>> begin Listing

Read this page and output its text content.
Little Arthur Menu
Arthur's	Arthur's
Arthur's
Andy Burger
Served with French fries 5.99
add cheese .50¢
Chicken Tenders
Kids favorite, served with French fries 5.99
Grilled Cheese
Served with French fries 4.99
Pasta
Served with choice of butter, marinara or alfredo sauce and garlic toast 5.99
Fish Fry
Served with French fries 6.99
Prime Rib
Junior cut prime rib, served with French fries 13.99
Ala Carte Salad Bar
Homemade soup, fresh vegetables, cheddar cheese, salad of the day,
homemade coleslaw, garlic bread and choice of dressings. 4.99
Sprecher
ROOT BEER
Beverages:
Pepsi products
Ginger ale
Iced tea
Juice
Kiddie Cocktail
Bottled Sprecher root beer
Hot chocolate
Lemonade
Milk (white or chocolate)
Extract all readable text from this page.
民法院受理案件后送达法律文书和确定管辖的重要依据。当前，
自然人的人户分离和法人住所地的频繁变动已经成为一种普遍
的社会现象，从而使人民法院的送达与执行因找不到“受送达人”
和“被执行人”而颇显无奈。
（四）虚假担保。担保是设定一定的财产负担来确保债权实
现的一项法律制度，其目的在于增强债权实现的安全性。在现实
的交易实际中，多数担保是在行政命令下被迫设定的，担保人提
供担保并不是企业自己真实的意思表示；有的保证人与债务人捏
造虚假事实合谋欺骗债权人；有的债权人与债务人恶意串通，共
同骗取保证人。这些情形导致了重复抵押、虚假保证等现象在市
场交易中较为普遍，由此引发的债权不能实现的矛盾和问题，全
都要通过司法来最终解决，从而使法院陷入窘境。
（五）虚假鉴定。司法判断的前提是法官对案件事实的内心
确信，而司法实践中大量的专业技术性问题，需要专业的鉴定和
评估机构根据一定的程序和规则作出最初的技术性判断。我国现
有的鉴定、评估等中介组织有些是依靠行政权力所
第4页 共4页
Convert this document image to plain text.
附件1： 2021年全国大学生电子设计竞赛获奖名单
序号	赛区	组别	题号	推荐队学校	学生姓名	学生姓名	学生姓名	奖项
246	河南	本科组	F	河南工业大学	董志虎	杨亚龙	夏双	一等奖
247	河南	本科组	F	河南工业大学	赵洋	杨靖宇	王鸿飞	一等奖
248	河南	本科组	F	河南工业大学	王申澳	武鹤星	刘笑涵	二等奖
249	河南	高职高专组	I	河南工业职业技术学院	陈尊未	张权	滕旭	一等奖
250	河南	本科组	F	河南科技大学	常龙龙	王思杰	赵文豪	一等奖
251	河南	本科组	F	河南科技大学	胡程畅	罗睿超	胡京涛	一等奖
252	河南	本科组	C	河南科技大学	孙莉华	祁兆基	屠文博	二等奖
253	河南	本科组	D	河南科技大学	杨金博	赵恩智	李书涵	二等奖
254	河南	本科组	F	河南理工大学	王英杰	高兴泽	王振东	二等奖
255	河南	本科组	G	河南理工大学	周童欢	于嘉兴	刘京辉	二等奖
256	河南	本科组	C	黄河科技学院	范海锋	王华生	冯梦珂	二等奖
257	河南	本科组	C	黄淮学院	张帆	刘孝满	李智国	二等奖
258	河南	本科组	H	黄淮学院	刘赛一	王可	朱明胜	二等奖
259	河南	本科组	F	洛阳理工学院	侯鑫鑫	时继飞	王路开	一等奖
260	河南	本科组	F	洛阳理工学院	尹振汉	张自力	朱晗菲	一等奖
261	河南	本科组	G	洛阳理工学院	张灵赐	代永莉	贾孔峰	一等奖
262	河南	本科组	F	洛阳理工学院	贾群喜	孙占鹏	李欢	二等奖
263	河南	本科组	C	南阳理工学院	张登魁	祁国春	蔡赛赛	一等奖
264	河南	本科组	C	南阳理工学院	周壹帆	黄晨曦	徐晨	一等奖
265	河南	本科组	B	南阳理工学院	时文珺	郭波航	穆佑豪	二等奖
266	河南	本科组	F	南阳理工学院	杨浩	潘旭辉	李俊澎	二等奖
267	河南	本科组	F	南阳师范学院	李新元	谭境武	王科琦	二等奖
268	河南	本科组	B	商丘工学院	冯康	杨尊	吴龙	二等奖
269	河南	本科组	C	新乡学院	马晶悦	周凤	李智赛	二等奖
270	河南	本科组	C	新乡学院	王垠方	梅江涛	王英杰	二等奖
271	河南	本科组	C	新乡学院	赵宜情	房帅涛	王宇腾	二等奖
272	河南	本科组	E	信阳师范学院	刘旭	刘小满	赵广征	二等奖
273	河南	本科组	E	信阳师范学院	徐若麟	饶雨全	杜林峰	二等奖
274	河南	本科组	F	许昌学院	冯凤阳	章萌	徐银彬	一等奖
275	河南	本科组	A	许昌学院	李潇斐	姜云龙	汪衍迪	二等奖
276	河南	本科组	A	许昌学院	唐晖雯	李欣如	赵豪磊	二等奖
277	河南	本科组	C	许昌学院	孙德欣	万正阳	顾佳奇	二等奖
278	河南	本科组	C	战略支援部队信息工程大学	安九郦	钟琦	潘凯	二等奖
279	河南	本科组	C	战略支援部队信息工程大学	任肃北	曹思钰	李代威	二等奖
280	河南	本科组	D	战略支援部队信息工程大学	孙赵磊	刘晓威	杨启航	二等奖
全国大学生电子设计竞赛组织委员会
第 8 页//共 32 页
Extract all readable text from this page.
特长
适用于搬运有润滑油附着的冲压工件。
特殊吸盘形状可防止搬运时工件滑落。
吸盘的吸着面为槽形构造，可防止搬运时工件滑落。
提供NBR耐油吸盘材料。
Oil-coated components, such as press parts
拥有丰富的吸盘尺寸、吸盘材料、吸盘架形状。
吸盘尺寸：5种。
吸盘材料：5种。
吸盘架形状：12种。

>> end Listing

What is needed → Answer only with how many lines in the records include "Arthur".

Response to this exercise → 3